SET EXERCISE
Answer with nothing but the number of lines that include the word "left".

DATA LISTING
------------------------------------------------
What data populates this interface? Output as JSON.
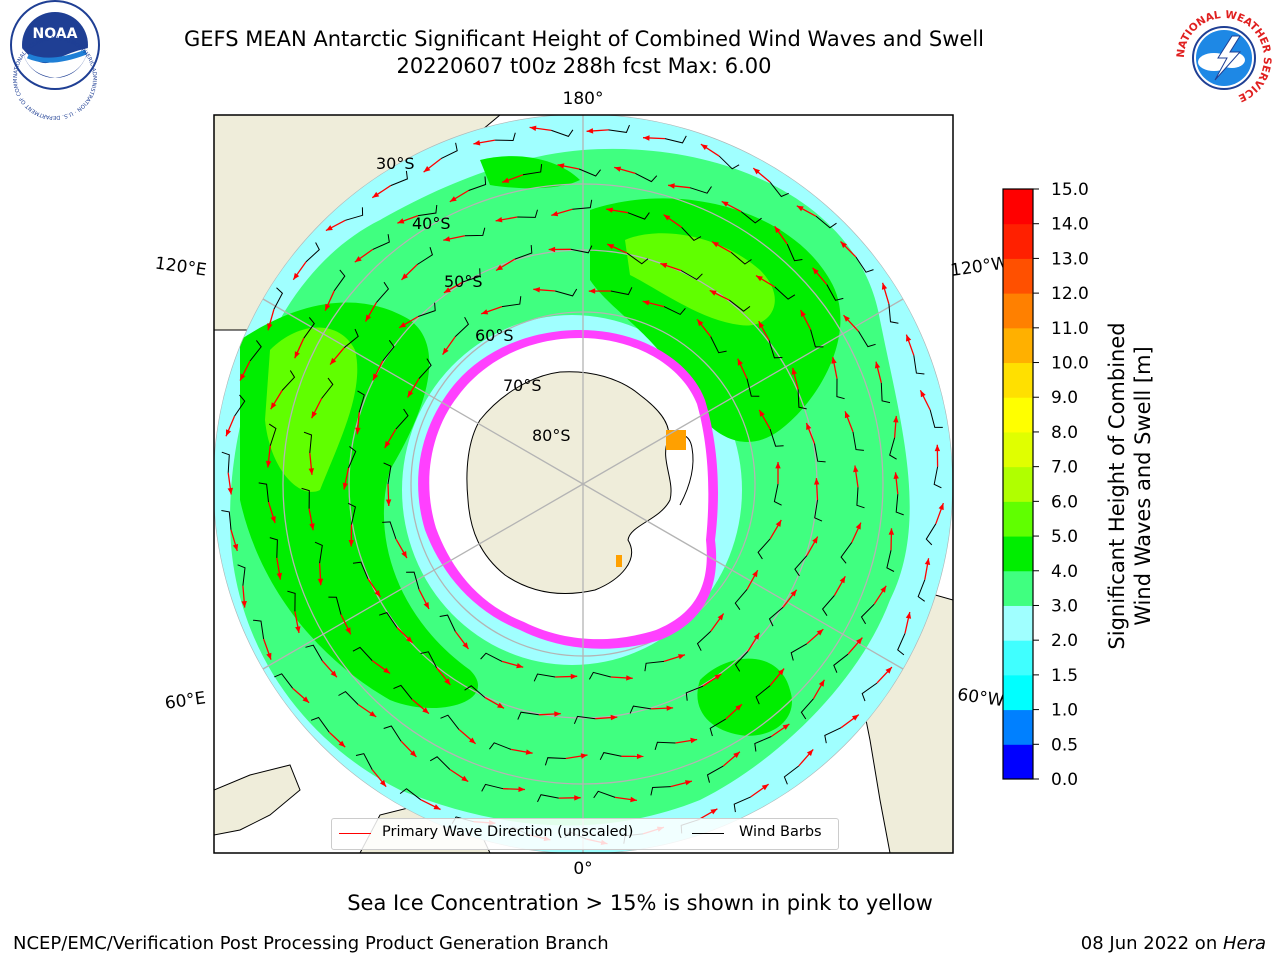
{
  "header": {
    "title_line1": "GEFS MEAN Antarctic Significant Height of Combined Wind Waves and Swell",
    "title_line2": "20220607 t00z 288h fcst   Max: 6.00"
  },
  "logos": {
    "left": {
      "icon": "noaa-logo-icon",
      "text": "NOAA",
      "ring": "NATIONAL OCEANIC AND ATMOSPHERIC ADMINISTRATION · U.S. DEPARTMENT OF COMMERCE"
    },
    "right": {
      "icon": "nws-logo-icon",
      "ring": "NATIONAL WEATHER SERVICE"
    }
  },
  "map": {
    "projection": "south-polar-stereographic",
    "longitude_labels": [
      "180°",
      "120°E",
      "120°W",
      "60°E",
      "60°W",
      "0°"
    ],
    "latitude_labels": [
      "30°S",
      "40°S",
      "50°S",
      "60°S",
      "70°S",
      "80°S"
    ],
    "colors": {
      "land": "#efedda",
      "sea_ice": "#ffffff",
      "coast": "#000000",
      "grid": "#b4b4b4",
      "arrow": "#ff0000",
      "barb": "#000000"
    }
  },
  "legend": {
    "items": [
      {
        "label": "Primary Wave Direction (unscaled)",
        "color": "#ff0000"
      },
      {
        "label": "Wind Barbs",
        "color": "#000000"
      }
    ]
  },
  "colorbar": {
    "label_line1": "Significant Height of Combined",
    "label_line2": "Wind Waves and Swell [m]",
    "ticks": [
      "0.0",
      "0.5",
      "1.0",
      "1.5",
      "2.0",
      "3.0",
      "4.0",
      "5.0",
      "6.0",
      "7.0",
      "8.0",
      "9.0",
      "10.0",
      "11.0",
      "12.0",
      "13.0",
      "14.0",
      "15.0"
    ],
    "colors": [
      "#0000ff",
      "#0080ff",
      "#00ffff",
      "#40ffff",
      "#a0ffff",
      "#40ff80",
      "#00ee00",
      "#60ff00",
      "#b0ff00",
      "#e0ff00",
      "#ffff00",
      "#ffe000",
      "#ffb000",
      "#ff8000",
      "#ff5000",
      "#ff2000",
      "#ff0000"
    ]
  },
  "footer": {
    "note": "Sea Ice Concentration > 15% is shown in pink to yellow",
    "left": "NCEP/EMC/Verification Post Processing Product Generation Branch",
    "date": "08 Jun 2022 on ",
    "host": "Hera"
  }
}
------------------------------------------------
RESULT OF THIS EXERCISE
2